§ Instruction
Give only the number of lines in the data that contain the word "symbol".

— Start Exercise data —

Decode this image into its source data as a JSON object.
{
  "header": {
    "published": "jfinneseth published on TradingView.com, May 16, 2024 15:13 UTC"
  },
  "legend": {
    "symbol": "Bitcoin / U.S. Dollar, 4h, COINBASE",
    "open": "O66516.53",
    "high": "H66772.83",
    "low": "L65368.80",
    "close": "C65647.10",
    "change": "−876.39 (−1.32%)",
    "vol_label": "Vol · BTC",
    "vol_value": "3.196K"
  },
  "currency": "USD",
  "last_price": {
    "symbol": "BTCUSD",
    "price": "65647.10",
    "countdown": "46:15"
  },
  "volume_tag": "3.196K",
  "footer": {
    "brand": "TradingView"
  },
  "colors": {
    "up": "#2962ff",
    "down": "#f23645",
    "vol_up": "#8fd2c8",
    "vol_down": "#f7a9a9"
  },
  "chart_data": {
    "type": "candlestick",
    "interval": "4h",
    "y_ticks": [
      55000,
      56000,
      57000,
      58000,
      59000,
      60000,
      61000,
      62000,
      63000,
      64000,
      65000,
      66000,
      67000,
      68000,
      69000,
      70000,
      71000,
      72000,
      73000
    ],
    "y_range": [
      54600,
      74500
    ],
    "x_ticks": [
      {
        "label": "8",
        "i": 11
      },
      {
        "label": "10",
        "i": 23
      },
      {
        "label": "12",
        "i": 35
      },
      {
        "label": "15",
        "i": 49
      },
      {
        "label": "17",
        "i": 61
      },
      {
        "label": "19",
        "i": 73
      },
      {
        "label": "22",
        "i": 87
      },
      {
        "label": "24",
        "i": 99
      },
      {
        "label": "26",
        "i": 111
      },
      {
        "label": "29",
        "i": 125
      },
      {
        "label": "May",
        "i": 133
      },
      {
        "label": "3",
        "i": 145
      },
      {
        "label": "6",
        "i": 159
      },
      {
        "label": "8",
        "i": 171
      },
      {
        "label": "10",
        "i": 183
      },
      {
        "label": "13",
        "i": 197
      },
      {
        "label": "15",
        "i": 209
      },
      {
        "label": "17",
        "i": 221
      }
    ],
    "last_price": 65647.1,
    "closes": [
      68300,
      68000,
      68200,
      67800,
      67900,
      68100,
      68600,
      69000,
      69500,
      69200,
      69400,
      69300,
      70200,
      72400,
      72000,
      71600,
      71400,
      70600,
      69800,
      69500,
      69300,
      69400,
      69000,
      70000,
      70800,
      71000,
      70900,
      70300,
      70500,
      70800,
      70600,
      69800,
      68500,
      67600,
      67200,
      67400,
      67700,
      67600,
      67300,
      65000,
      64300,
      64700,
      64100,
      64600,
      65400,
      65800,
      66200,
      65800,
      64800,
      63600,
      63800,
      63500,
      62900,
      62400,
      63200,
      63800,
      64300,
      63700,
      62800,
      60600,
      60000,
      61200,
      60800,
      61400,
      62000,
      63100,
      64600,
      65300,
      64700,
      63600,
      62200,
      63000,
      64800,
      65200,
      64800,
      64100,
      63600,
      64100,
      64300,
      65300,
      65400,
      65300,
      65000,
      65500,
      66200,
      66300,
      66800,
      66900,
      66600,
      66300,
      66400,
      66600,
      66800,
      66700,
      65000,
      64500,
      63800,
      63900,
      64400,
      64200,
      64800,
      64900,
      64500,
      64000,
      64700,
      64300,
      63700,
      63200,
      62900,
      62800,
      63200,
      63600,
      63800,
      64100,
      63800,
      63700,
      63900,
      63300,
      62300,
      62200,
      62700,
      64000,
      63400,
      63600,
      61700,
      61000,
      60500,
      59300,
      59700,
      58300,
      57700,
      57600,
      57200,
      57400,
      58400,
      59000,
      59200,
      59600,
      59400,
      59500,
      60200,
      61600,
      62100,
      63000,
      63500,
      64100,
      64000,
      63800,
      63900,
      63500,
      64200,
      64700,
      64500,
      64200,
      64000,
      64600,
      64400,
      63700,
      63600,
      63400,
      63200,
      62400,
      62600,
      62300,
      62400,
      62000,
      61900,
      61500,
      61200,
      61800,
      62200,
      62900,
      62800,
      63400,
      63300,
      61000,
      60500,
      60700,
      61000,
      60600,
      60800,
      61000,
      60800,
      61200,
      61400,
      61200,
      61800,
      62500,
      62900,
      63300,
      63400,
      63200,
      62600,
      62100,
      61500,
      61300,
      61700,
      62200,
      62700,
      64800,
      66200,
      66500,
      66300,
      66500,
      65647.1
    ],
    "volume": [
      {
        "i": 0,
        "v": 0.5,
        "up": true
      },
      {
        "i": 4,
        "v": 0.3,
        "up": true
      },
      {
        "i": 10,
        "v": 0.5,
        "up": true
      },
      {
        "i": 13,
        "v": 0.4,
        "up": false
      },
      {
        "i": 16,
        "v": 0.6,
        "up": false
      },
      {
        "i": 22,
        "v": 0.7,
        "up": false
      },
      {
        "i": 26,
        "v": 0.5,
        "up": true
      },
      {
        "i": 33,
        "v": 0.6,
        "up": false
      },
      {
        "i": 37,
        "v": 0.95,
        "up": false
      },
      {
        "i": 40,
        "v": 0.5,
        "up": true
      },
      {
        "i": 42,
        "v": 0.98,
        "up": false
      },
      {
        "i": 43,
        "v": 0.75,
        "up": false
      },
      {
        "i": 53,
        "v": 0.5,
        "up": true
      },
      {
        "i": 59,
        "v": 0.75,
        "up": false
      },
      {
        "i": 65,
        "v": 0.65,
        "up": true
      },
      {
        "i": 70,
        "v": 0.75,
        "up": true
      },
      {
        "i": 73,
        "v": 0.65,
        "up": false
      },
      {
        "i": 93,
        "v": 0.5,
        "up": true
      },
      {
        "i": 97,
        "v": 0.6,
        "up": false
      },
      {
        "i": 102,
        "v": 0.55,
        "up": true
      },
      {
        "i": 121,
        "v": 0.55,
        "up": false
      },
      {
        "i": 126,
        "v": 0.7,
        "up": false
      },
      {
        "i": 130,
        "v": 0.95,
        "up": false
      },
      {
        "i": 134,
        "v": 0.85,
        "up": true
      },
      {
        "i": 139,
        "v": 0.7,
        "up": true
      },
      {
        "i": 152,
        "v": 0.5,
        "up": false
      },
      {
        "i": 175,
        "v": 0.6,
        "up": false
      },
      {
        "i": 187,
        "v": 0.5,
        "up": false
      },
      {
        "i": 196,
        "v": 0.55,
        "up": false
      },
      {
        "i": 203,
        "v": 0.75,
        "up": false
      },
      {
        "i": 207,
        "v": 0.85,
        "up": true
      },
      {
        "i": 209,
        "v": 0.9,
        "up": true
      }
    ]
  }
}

— End Exercise data —

§ Correct response
2